21 Ohio St. 3d 1 | Ohio | 1985
Lead Opinion
The question presented is whether the savings statute, R.C. 2305.19,
R.C. 4123.519
Appellees contend that R.C. 4123.519 created a new, substantive right of action governed by the time limitation contained in the statute. Appellees further claim that because this statute is one of creation of rights rather than limitation on a remedy, when the sixty-day limitation for filing a notice of appeal had run appellant’s right of action was extinguished and her complaint could not be saved by R.C. 2305.19. The result urged by appellees is that the dismissal without prejudice here operates as the summary destruction of appellant’s complaint. This result is both anomalous and fundamentally unfair.
We cannot agree that R.C. 4123.519 creates a substantive right of action. Rather, we have long held that “[a] statute undertaking to provide a rule of practice, a course of procedure or a method of review, is in its very nature and essence a remedial statute.” (Emphasis added.) Miami v. Dayton (1915), 92 Ohio St. 215, 219. Indeed, in State, ex rel. Slaughter, v. Indus. Comm. (1937), 132 Ohio St. 537 [8 O.O. 531], this court, asked to determine whether a precursor to R.C. 4123.519 was remedial in nature, stated, “[i]t is * * * difficult to avoid the conclusion that any right of appeal or review given by statute from an order of the Industrial Commission to a court must be classed strictly as a remedy.” (Emphasis added.) Id. at 544. See, also, State, ex rel. Michaels, v. Morse (1956), 165 Ohio St. 599, 606 [60 O.O. 531]. Thus, R.C. 4123.519 contains a limitation on a remedy, not a limitation on a right of action. Consequently, we may now consider the application of the savings statute to appellant’s complaint.
Further, as we recognized in Reese, the savings statute is neither a statute of limitations nor a tolling statute extending the statute of limitations. Id. Instead, it is clear that R.C. 2305.19 has no application unless an action is timely commenced and is then dismissed without prejudice after the applicable statute of limitations has run. This is exactly the situation in the instant case. Appellant’s notice of appeal was timely filed pursuant to R.C. 4123.519 and her complaint was then dismissed without prejudice nearly two years later, long after the applicable sixty-day limitation period for commencement of an appeal had expired.

*Work instructions:*
Reproduce the Ohio savings-statute opinion in full, word for word.

*Material supplied:*
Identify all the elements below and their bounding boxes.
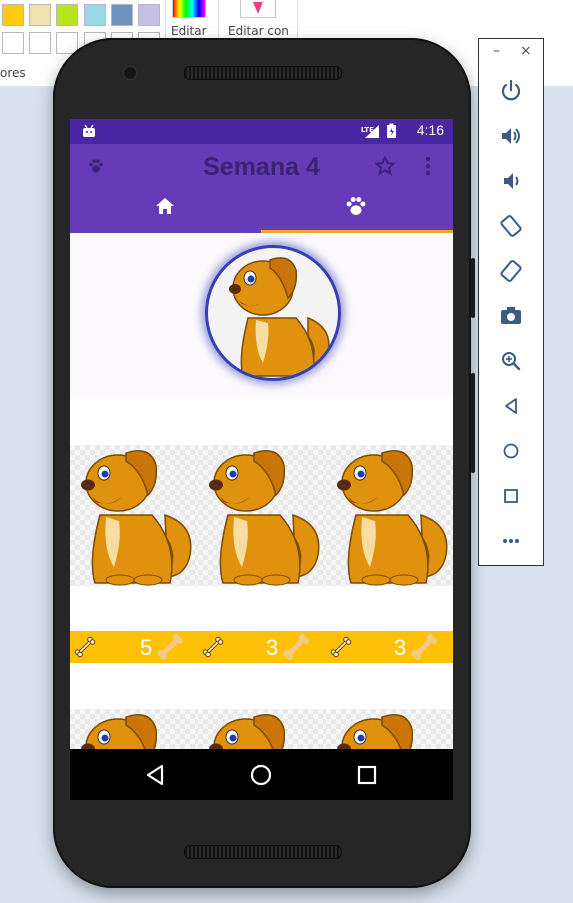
home-icon[interactable] <box>497 437 525 465</box>
pet-profile-content: 5 3 3 <box>70 233 453 749</box>
phone-screen: LTE 4:16 Semana 4 5 3 3 <box>70 119 453 800</box>
likes-count: 3 <box>266 635 279 660</box>
signal-battery-icon: LTE <box>361 123 396 138</box>
bone-icon <box>283 634 309 660</box>
color-swatch[interactable] <box>84 4 106 26</box>
pet-photo[interactable] <box>326 445 453 586</box>
likes-count: 3 <box>394 635 407 660</box>
pet-photo[interactable] <box>198 445 326 586</box>
app-toolbar: Semana 4 <box>70 144 453 189</box>
overview-icon[interactable] <box>497 482 525 510</box>
volume-up-icon[interactable] <box>497 122 525 150</box>
tab-bar <box>70 189 453 233</box>
back-icon[interactable] <box>142 761 170 789</box>
android-notification-icon <box>83 124 95 137</box>
back-icon[interactable] <box>497 392 525 420</box>
pet-photo[interactable] <box>70 709 198 749</box>
recents-icon[interactable] <box>353 761 381 789</box>
pet-avatar <box>205 245 341 381</box>
home-icon <box>156 198 174 214</box>
bone-icon[interactable] <box>202 636 224 658</box>
tab-pet-profile[interactable] <box>261 189 452 233</box>
page-title: Semana 4 <box>203 153 320 181</box>
profile-header <box>70 233 453 397</box>
color-swatch[interactable] <box>29 32 51 54</box>
front-camera <box>123 66 137 80</box>
likes-count: 5 <box>140 635 153 660</box>
close-icon[interactable]: × <box>520 43 532 59</box>
status-time: 4:16 <box>416 122 444 138</box>
side-button <box>471 258 475 318</box>
status-bar: LTE 4:16 <box>70 119 453 144</box>
home-circle-icon[interactable] <box>247 761 275 789</box>
pet-likes-item: 3 <box>326 631 453 663</box>
pet-photo[interactable] <box>326 709 453 749</box>
bone-icon <box>411 634 437 660</box>
edit-colors-icon[interactable] <box>172 0 206 18</box>
rotate-right-icon[interactable] <box>497 257 525 285</box>
likes-bar: 5 3 3 <box>70 631 453 663</box>
top-speaker <box>184 66 342 80</box>
bottom-speaker <box>184 845 342 859</box>
color-swatch[interactable] <box>29 4 51 26</box>
bone-icon[interactable] <box>330 636 352 658</box>
minimize-icon[interactable]: – <box>493 43 500 59</box>
color-swatch[interactable] <box>111 4 133 26</box>
camera-icon[interactable] <box>497 302 525 330</box>
colors-group-label: ores <box>0 66 26 80</box>
rotate-left-icon[interactable] <box>497 212 525 240</box>
system-navigation-bar <box>70 749 453 800</box>
overflow-menu-icon[interactable] <box>422 155 434 177</box>
pet-likes-item: 5 <box>70 631 198 663</box>
pet-photo[interactable] <box>70 445 198 586</box>
power-icon[interactable] <box>497 77 525 105</box>
star-icon[interactable] <box>375 156 395 176</box>
paw-icon <box>346 197 366 215</box>
pet-likes-item: 3 <box>198 631 326 663</box>
side-button <box>471 373 475 473</box>
color-swatch[interactable] <box>138 4 160 26</box>
emulator-control-panel: – × <box>478 38 544 566</box>
emulator-device-frame: LTE 4:16 Semana 4 5 3 3 <box>53 38 475 888</box>
zoom-icon[interactable] <box>497 347 525 375</box>
volume-down-icon[interactable] <box>497 167 525 195</box>
edit-colors-button[interactable]: Editar <box>171 24 207 38</box>
pet-photo[interactable] <box>198 709 326 749</box>
color-swatch[interactable] <box>2 4 24 26</box>
edit-with-icon[interactable] <box>240 0 276 18</box>
more-icon[interactable] <box>497 527 525 555</box>
bone-icon[interactable] <box>74 636 96 658</box>
bone-icon <box>157 634 183 660</box>
edit-with-button[interactable]: Editar con <box>228 24 289 38</box>
color-swatch[interactable] <box>56 4 78 26</box>
color-swatch[interactable] <box>2 32 24 54</box>
tab-home[interactable] <box>70 189 261 233</box>
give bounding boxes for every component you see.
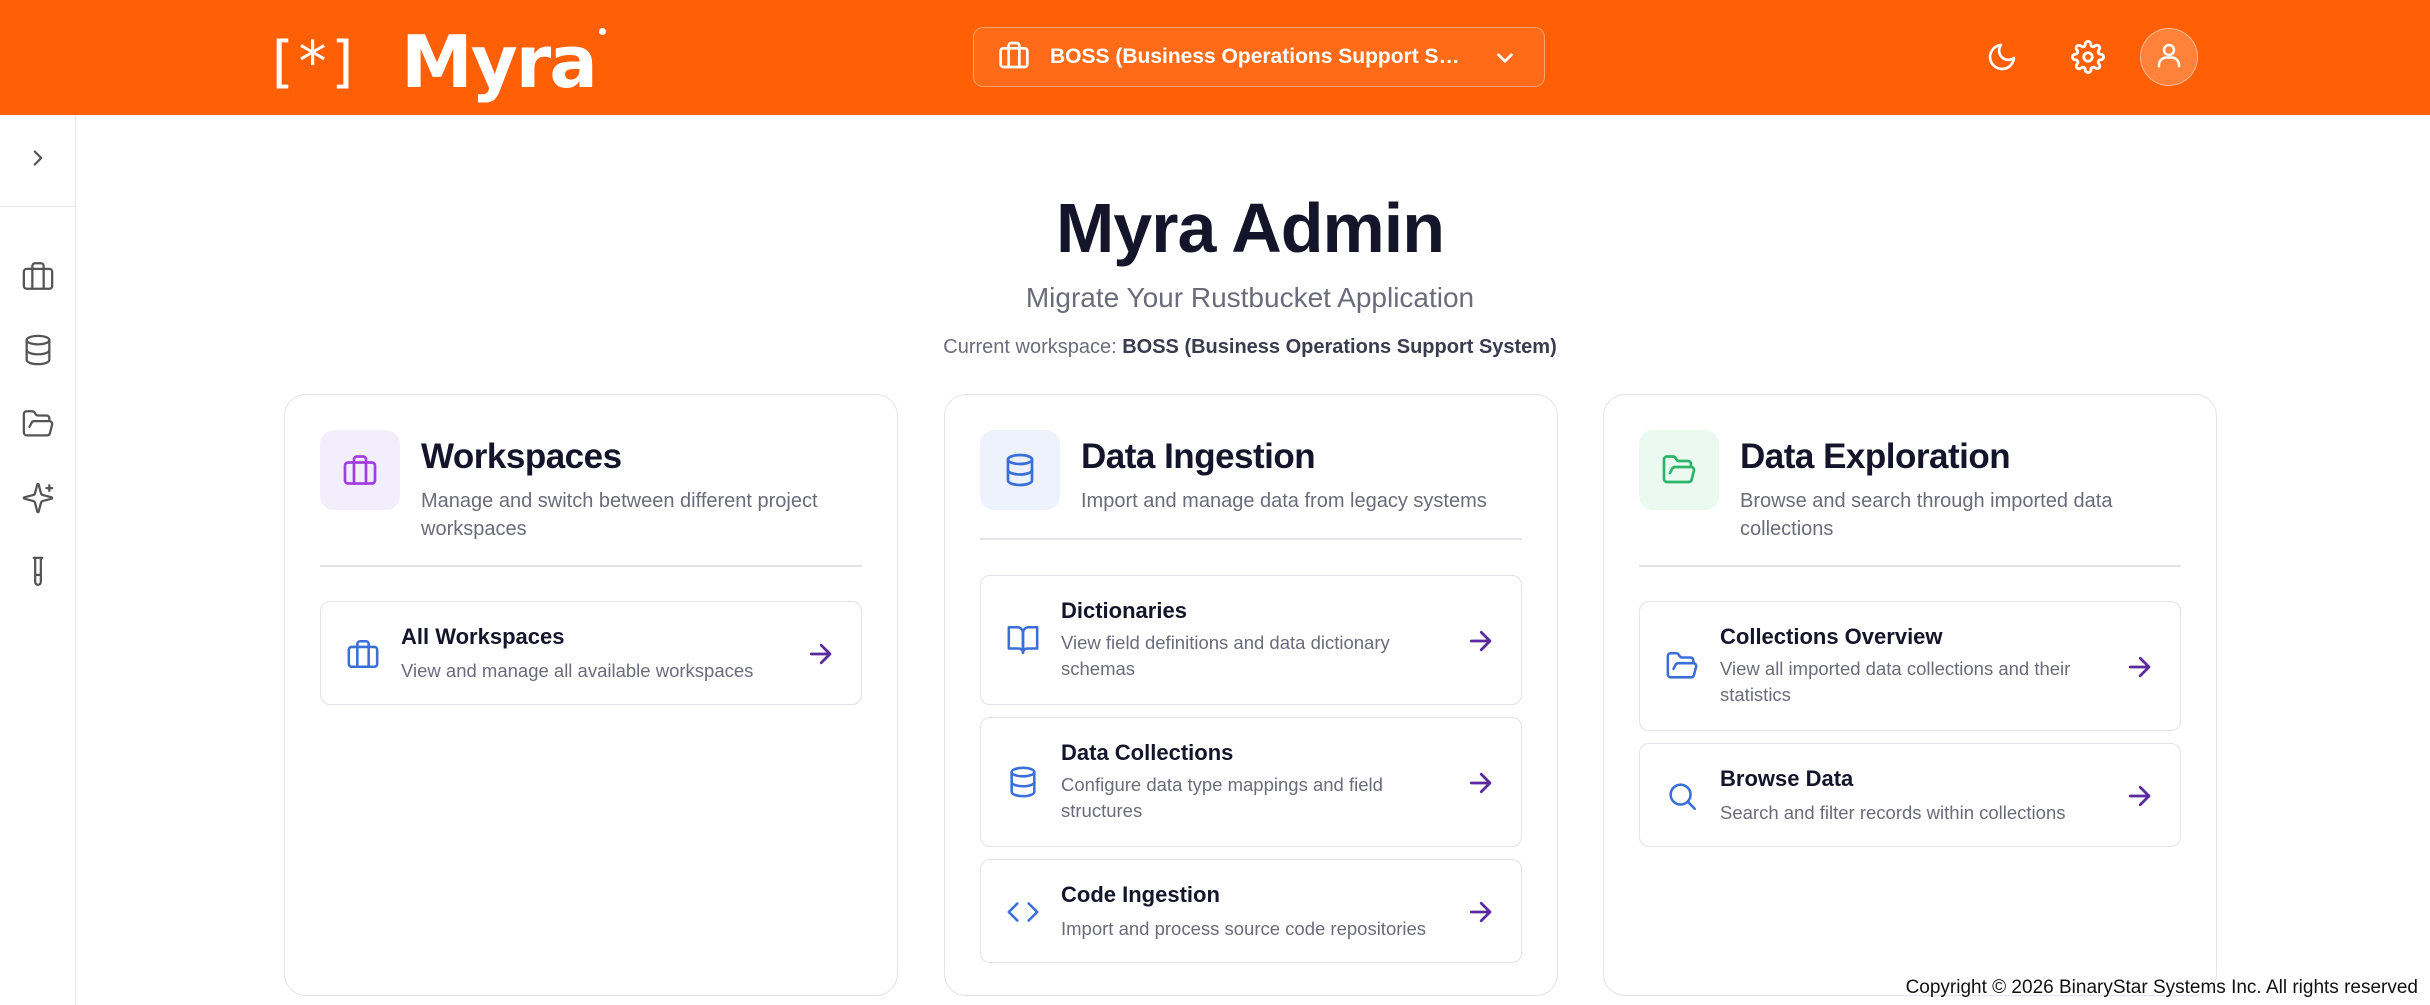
arrow-right-icon (1463, 895, 1497, 929)
briefcase-icon (320, 430, 400, 510)
collections-overview-link[interactable]: Collections Overview View all imported d… (1639, 601, 2181, 731)
data-collections-link[interactable]: Data Collections Configure data type map… (980, 717, 1522, 847)
page-subtitle: Migrate Your Rustbucket Application (1025, 282, 1475, 313)
item-description: Import and process source code repositor… (1061, 918, 1427, 939)
moon-icon[interactable] (1982, 37, 2022, 77)
code-ingestion-link[interactable]: Code Ingestion Import and process source… (980, 859, 1522, 963)
logo-mark: [*] (264, 29, 361, 95)
chevron-right-icon (25, 145, 51, 176)
briefcase-icon (998, 39, 1030, 76)
item-description: Search and filter records within collect… (1720, 802, 2066, 823)
divider (1639, 565, 2181, 567)
browse-data-link[interactable]: Browse Data Search and filter records wi… (1639, 743, 2181, 847)
divider (980, 538, 1522, 540)
book-open-icon (1003, 620, 1043, 660)
dictionaries-link[interactable]: Dictionaries View field definitions and … (980, 575, 1522, 705)
item-description: View all imported data collections and t… (1720, 658, 2071, 705)
logo-dot (598, 28, 606, 35)
divider (320, 565, 862, 567)
user-icon (2154, 40, 2184, 75)
arrow-right-icon (1463, 766, 1497, 800)
arrow-right-icon (1463, 624, 1497, 658)
code-icon (1003, 892, 1043, 932)
item-title: Browse Data (1720, 766, 1854, 791)
footer-copyright: Copyright © 2026 BinaryStar Systems Inc.… (1905, 977, 2418, 998)
card-title: Data Exploration (1740, 437, 2011, 476)
sidebar-item-ai[interactable] (13, 475, 63, 525)
item-description: View field definitions and data dictiona… (1061, 632, 1390, 679)
current-workspace-value: BOSS (Business Operations Support System… (1122, 336, 1557, 358)
data-exploration-card: Data Exploration Browse and search throu… (1603, 394, 2217, 996)
folder-open-icon (21, 407, 55, 446)
workspace-selector[interactable]: BOSS (Business Operations Support Syst..… (973, 27, 1545, 87)
gear-icon[interactable] (2068, 37, 2108, 77)
app-header: [*] Myra BOSS (Business Operations Suppo… (0, 0, 2430, 115)
folder-open-icon (1662, 646, 1702, 686)
item-title: All Workspaces (401, 624, 565, 649)
sidebar-item-testing[interactable] (13, 549, 63, 599)
data-ingestion-card: Data Ingestion Import and manage data fr… (944, 394, 1558, 996)
item-description: View and manage all available workspaces (401, 660, 754, 681)
sparkles-icon (21, 481, 55, 520)
briefcase-icon (343, 634, 383, 674)
item-description: Configure data type mappings and field s… (1061, 774, 1383, 821)
item-title: Code Ingestion (1061, 882, 1220, 907)
workspace-selector-label: BOSS (Business Operations Support Syst..… (1050, 45, 1470, 68)
current-workspace-label: Current workspace: (943, 336, 1117, 358)
card-title: Workspaces (421, 437, 622, 476)
current-workspace: Current workspace: BOSS (Business Operat… (0, 336, 2430, 359)
arrow-right-icon (2122, 779, 2156, 813)
card-description: Manage and switch between different proj… (421, 490, 818, 540)
user-avatar-button[interactable] (2140, 28, 2198, 86)
search-icon (1662, 776, 1702, 816)
app-logo[interactable]: [*] Myra (264, 20, 606, 104)
all-workspaces-link[interactable]: All Workspaces View and manage all avail… (320, 601, 862, 705)
card-description: Import and manage data from legacy syste… (1081, 490, 1487, 512)
folder-open-icon (1639, 430, 1719, 510)
workspaces-card: Workspaces Manage and switch between dif… (284, 394, 898, 996)
item-title: Data Collections (1061, 740, 1234, 765)
database-icon (980, 430, 1060, 510)
sidebar-item-data-exploration[interactable] (13, 401, 63, 451)
card-title: Data Ingestion (1081, 437, 1316, 476)
arrow-right-icon (803, 637, 837, 671)
test-tube-icon (21, 555, 55, 594)
page-title: Myra Admin (1055, 189, 1445, 267)
card-description: Browse and search through imported data … (1740, 490, 2113, 540)
logo-text: Myra (401, 20, 598, 104)
arrow-right-icon (2122, 650, 2156, 684)
item-title: Collections Overview (1720, 624, 1943, 649)
item-title: Dictionaries (1061, 598, 1187, 623)
database-icon (1003, 762, 1043, 802)
chevron-down-icon (1492, 45, 1518, 76)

*Solved problem:*
21 Ohio St. 3d 1 | Ohio | 1985
Lead Opinion
The question presented is whether the savings statute, R.C. 2305.19,
R.C. 4123.519
Appellees contend that R.C. 4123.519 created a new, substantive right of action governed by the time limitation contained in the statute. Appellees further claim that because this statute is one of creation of rights rather than limitation on a remedy, when the sixty-day limitation for filing a notice of appeal had run appellant’s right of action was extinguished and her complaint could not be saved by R.C. 2305.19. The result urged by appellees is that the dismissal without prejudice here operates as the summary destruction of appellant’s complaint. This result is both anomalous and fundamentally unfair.
We cannot agree that R.C. 4123.519 creates a substantive right of action. Rather, we have long held that “[a] statute undertaking to provide a rule of practice, a course of procedure or a method of review, is in its very nature and essence a remedial statute.” (Emphasis added.) Miami v. Dayton (1915), 92 Ohio St. 215, 219. Indeed, in State, ex rel. Slaughter, v. Indus. Comm. (1937), 132 Ohio St. 537 [8 O.O. 531], this court, asked to determine whether a precursor to R.C. 4123.519 was remedial in nature, stated, “[i]t is * * * difficult to avoid the conclusion that any right of appeal or review given by statute from an order of the Industrial Commission to a court must be classed strictly as a remedy.” (Emphasis added.) Id. at 544. See, also, State, ex rel. Michaels, v. Morse (1956), 165 Ohio St. 599, 606 [60 O.O. 531]. Thus, R.C. 4123.519 contains a limitation on a remedy, not a limitation on a right of action. Consequently, we may now consider the application of the savings statute to appellant’s complaint.
Further, as we recognized in Reese, the savings statute is neither a statute of limitations nor a tolling statute extending the statute of limitations. Id. Instead, it is clear that R.C. 2305.19 has no application unless an action is timely commenced and is then dismissed without prejudice after the applicable statute of limitations has run. This is exactly the situation in the instant case. Appellant’s notice of appeal was timely filed pursuant to R.C. 4123.519 and her complaint was then dismissed without prejudice nearly two years later, long after the applicable sixty-day limitation period for commencement of an appeal had expired.